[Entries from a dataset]
========
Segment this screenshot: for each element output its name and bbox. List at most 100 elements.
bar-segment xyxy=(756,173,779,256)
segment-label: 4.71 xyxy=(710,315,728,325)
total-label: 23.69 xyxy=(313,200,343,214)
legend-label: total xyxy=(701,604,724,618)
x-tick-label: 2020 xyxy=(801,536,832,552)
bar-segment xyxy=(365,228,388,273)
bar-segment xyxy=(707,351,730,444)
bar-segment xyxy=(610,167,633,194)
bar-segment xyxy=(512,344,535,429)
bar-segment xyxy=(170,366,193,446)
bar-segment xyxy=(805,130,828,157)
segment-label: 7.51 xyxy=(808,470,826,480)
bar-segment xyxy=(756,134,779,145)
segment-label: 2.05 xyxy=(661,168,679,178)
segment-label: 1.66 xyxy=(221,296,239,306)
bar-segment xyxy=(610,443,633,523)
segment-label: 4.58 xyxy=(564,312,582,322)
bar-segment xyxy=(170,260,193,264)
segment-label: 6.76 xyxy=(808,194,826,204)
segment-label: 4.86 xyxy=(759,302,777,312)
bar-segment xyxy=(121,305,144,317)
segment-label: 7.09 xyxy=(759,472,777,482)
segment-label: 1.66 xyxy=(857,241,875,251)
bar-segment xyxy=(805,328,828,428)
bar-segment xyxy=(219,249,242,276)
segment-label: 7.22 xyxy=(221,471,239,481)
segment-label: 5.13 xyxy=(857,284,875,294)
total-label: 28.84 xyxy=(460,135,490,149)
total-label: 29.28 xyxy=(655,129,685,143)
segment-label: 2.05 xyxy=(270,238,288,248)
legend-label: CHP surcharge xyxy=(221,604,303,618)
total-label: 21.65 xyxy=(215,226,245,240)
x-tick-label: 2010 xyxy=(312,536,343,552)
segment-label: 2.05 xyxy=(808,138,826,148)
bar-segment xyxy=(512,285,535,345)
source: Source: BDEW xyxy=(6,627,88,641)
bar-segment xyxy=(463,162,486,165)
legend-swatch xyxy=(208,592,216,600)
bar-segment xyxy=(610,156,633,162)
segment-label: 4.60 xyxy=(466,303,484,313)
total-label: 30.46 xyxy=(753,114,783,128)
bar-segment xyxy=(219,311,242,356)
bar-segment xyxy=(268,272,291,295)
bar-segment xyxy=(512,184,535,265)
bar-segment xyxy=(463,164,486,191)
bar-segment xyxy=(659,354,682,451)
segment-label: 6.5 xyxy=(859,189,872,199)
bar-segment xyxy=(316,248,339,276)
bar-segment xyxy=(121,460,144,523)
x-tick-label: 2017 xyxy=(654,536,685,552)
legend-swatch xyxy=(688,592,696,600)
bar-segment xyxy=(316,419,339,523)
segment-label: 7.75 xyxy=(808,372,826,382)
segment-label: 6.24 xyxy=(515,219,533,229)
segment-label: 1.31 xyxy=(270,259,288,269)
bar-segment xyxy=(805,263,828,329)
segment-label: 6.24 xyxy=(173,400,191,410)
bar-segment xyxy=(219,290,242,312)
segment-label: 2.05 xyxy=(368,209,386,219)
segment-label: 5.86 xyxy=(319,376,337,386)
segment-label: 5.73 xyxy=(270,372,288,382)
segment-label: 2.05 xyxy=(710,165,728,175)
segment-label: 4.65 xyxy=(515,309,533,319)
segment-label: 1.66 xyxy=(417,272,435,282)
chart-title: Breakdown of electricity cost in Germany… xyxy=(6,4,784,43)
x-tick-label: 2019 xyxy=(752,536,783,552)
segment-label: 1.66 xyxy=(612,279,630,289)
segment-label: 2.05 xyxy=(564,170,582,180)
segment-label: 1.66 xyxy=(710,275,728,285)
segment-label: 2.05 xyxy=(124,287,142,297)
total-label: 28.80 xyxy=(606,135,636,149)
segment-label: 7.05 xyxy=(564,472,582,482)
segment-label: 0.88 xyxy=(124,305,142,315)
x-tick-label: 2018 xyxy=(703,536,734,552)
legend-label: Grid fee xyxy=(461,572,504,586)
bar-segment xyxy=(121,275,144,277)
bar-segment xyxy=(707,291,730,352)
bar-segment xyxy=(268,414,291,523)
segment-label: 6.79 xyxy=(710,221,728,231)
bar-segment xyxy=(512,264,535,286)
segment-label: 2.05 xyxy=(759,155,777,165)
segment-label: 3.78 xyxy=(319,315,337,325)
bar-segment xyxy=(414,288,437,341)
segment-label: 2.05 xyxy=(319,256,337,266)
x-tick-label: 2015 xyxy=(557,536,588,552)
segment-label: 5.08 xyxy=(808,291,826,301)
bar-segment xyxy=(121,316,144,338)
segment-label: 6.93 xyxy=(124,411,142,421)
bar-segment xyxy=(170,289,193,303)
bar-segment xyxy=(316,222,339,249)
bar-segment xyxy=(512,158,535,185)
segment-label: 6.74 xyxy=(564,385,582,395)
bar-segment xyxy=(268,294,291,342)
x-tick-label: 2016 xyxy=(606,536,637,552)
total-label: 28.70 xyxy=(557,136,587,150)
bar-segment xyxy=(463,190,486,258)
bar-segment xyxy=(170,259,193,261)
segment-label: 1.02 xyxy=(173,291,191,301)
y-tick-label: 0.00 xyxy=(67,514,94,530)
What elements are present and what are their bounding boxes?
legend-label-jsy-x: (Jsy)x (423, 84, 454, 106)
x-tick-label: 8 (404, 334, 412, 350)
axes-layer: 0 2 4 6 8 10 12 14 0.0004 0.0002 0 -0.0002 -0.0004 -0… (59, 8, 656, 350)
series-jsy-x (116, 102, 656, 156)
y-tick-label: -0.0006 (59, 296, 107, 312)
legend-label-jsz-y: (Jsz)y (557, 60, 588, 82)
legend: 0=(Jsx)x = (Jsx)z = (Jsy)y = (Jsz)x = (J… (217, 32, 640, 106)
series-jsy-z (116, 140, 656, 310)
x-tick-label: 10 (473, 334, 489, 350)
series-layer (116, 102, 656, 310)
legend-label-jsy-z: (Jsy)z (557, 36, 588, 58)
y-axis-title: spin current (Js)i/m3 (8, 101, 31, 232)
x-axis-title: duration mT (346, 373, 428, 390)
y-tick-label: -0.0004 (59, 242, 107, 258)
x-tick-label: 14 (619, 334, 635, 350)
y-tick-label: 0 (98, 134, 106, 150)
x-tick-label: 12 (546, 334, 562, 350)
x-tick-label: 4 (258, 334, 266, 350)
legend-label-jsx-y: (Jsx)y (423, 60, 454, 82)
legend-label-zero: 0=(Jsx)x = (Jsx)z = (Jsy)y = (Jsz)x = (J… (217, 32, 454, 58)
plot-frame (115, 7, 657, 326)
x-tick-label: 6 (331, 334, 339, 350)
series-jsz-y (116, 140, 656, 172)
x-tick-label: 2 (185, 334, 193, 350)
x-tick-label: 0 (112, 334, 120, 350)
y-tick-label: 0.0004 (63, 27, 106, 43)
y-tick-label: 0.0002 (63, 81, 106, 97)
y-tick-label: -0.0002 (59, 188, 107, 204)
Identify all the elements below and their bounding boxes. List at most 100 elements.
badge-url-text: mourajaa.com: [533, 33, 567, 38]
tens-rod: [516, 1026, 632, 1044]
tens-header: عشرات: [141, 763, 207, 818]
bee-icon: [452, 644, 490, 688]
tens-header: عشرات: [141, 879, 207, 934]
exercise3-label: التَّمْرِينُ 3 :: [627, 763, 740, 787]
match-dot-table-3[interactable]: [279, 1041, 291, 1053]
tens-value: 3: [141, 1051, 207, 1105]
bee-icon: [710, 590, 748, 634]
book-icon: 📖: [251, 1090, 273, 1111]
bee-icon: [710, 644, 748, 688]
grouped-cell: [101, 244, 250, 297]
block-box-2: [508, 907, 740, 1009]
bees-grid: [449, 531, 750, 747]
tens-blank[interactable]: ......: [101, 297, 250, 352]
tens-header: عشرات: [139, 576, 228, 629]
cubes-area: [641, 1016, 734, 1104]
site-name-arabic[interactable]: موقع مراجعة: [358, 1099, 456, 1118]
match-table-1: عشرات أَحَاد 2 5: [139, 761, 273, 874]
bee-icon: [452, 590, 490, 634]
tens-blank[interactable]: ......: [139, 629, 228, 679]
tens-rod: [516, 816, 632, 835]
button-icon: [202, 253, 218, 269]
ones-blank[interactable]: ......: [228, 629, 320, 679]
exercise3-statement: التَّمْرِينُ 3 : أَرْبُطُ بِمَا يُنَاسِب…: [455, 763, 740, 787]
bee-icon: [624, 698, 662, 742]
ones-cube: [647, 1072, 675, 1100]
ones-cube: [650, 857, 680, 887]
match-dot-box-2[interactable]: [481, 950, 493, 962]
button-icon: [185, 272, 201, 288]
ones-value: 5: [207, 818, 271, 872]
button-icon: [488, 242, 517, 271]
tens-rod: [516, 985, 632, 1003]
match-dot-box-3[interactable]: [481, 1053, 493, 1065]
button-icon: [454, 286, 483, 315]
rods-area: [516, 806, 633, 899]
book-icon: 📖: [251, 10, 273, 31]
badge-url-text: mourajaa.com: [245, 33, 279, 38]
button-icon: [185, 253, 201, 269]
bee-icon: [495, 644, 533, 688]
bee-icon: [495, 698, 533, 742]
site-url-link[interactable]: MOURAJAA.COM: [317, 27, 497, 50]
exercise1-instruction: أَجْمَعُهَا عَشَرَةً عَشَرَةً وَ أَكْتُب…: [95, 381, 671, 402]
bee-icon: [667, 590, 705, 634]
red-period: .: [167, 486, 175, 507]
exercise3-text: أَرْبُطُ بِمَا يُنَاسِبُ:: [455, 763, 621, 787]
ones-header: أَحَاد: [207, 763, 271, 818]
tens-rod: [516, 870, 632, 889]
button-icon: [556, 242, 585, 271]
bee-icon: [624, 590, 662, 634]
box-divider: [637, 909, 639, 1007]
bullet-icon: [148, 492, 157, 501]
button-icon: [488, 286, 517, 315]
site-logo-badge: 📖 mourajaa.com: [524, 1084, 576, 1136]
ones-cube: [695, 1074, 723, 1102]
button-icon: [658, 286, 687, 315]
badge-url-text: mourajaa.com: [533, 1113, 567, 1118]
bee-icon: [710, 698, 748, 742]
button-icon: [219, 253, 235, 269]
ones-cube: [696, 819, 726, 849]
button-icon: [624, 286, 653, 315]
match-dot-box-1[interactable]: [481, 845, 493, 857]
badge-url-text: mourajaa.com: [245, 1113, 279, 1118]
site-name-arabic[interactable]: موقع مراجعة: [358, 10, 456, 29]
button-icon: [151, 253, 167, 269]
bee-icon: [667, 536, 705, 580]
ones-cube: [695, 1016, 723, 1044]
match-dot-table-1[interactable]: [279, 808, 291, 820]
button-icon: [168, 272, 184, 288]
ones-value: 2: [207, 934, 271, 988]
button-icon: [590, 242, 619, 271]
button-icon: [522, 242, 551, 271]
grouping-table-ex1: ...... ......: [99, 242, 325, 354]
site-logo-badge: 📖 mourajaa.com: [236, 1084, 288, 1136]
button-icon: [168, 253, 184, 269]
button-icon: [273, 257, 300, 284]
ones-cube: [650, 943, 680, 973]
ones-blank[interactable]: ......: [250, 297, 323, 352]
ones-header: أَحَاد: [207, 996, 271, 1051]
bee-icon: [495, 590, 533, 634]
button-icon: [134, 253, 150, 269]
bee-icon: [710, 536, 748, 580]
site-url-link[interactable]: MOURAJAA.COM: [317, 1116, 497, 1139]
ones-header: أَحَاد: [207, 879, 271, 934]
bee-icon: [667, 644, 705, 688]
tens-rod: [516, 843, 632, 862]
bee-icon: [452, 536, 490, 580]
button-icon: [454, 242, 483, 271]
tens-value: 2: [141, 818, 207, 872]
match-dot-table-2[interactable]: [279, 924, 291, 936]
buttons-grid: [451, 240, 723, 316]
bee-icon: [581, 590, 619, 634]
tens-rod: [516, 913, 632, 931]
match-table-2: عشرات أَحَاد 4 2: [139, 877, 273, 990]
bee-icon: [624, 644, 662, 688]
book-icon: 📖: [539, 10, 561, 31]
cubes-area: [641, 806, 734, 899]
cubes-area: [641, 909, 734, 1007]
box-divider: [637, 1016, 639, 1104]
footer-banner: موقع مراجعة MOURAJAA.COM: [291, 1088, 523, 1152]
========
- Given request
Rename "bar-segment" to "bar-block" in the items, starting at the first item and ending at the one that contains "bar-segment xyxy=(805,130,828,157)". Give those items again with every other part unchanged.

- Response to the exercise
Segment this screenshot: for each element output its name and bbox. List at most 100 elements.
bar-block xyxy=(756,173,779,256)
segment-label: 4.71 xyxy=(710,315,728,325)
total-label: 23.69 xyxy=(313,200,343,214)
legend-label: total xyxy=(701,604,724,618)
x-tick-label: 2020 xyxy=(801,536,832,552)
bar-block xyxy=(365,228,388,273)
bar-block xyxy=(707,351,730,444)
bar-block xyxy=(610,167,633,194)
bar-block xyxy=(512,344,535,429)
bar-block xyxy=(170,366,193,446)
bar-block xyxy=(805,130,828,157)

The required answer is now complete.